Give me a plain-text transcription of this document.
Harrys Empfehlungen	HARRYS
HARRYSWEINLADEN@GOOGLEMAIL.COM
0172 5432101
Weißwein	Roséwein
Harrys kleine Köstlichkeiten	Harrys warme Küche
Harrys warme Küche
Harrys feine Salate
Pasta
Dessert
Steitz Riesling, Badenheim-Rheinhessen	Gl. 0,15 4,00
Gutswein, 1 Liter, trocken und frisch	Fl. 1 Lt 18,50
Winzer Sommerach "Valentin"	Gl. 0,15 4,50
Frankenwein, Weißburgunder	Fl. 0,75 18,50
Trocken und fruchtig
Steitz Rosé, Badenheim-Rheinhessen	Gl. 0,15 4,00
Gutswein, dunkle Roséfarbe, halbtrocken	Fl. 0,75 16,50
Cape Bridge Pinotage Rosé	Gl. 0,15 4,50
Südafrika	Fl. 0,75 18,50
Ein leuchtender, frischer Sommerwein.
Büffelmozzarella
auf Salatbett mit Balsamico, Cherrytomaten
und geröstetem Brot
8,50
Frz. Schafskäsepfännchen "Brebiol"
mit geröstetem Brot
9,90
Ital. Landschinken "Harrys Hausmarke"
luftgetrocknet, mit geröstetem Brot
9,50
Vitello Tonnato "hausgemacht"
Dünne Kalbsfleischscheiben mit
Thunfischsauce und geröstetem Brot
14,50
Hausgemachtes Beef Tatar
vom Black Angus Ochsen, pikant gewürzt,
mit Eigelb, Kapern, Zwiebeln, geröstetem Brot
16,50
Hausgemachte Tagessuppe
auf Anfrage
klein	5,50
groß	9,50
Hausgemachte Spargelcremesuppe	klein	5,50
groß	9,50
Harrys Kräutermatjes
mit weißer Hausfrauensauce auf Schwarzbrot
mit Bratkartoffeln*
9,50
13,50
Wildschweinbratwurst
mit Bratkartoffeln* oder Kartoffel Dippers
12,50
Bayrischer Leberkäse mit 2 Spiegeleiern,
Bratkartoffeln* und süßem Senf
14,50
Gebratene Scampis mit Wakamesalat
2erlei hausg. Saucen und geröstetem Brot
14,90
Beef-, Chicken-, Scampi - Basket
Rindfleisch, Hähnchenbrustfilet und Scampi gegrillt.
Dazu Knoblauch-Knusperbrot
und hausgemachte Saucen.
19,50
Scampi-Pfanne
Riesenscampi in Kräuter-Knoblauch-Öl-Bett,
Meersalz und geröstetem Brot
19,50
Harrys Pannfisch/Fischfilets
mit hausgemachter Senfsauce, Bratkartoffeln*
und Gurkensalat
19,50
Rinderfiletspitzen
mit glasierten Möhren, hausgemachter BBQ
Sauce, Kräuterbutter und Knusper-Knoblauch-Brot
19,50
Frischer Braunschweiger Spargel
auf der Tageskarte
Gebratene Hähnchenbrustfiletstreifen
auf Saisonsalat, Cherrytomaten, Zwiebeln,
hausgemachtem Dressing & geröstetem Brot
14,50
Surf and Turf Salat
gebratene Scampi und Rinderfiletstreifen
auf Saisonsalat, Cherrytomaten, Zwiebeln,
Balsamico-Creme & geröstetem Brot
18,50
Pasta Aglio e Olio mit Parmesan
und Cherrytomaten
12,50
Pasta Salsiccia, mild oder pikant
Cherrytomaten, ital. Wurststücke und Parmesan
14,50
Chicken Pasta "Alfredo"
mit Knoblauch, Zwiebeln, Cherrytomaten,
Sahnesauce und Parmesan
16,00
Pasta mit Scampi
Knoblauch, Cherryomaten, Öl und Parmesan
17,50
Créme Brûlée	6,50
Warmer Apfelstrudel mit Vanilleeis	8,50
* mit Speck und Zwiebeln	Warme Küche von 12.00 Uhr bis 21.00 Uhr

---

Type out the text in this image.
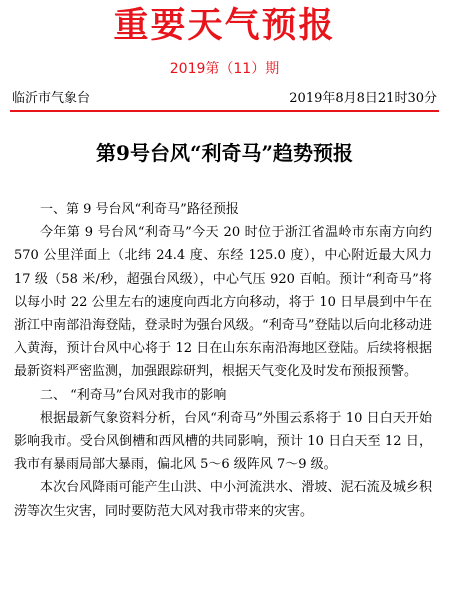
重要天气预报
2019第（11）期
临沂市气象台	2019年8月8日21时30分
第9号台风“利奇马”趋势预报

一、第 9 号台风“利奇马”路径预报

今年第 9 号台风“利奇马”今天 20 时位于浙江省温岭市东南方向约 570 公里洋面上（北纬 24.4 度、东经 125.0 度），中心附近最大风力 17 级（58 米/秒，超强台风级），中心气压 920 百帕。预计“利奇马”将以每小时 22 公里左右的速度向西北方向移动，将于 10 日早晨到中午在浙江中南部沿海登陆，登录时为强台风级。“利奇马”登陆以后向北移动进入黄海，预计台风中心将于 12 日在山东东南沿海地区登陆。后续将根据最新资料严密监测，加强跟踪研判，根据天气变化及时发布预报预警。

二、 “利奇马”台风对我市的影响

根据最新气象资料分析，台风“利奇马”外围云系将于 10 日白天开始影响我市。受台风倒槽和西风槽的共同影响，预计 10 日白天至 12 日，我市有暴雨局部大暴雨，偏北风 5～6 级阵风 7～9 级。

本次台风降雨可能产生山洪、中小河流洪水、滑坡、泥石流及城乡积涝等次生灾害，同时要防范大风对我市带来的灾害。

PROBLEM: Identify the lines that hold the word "pikant". Copy every one of them.

OUTPUT OF THE TASK:
vom Black Angus Ochsen, pikant gewürzt,
Pasta Salsiccia, mild oder pikant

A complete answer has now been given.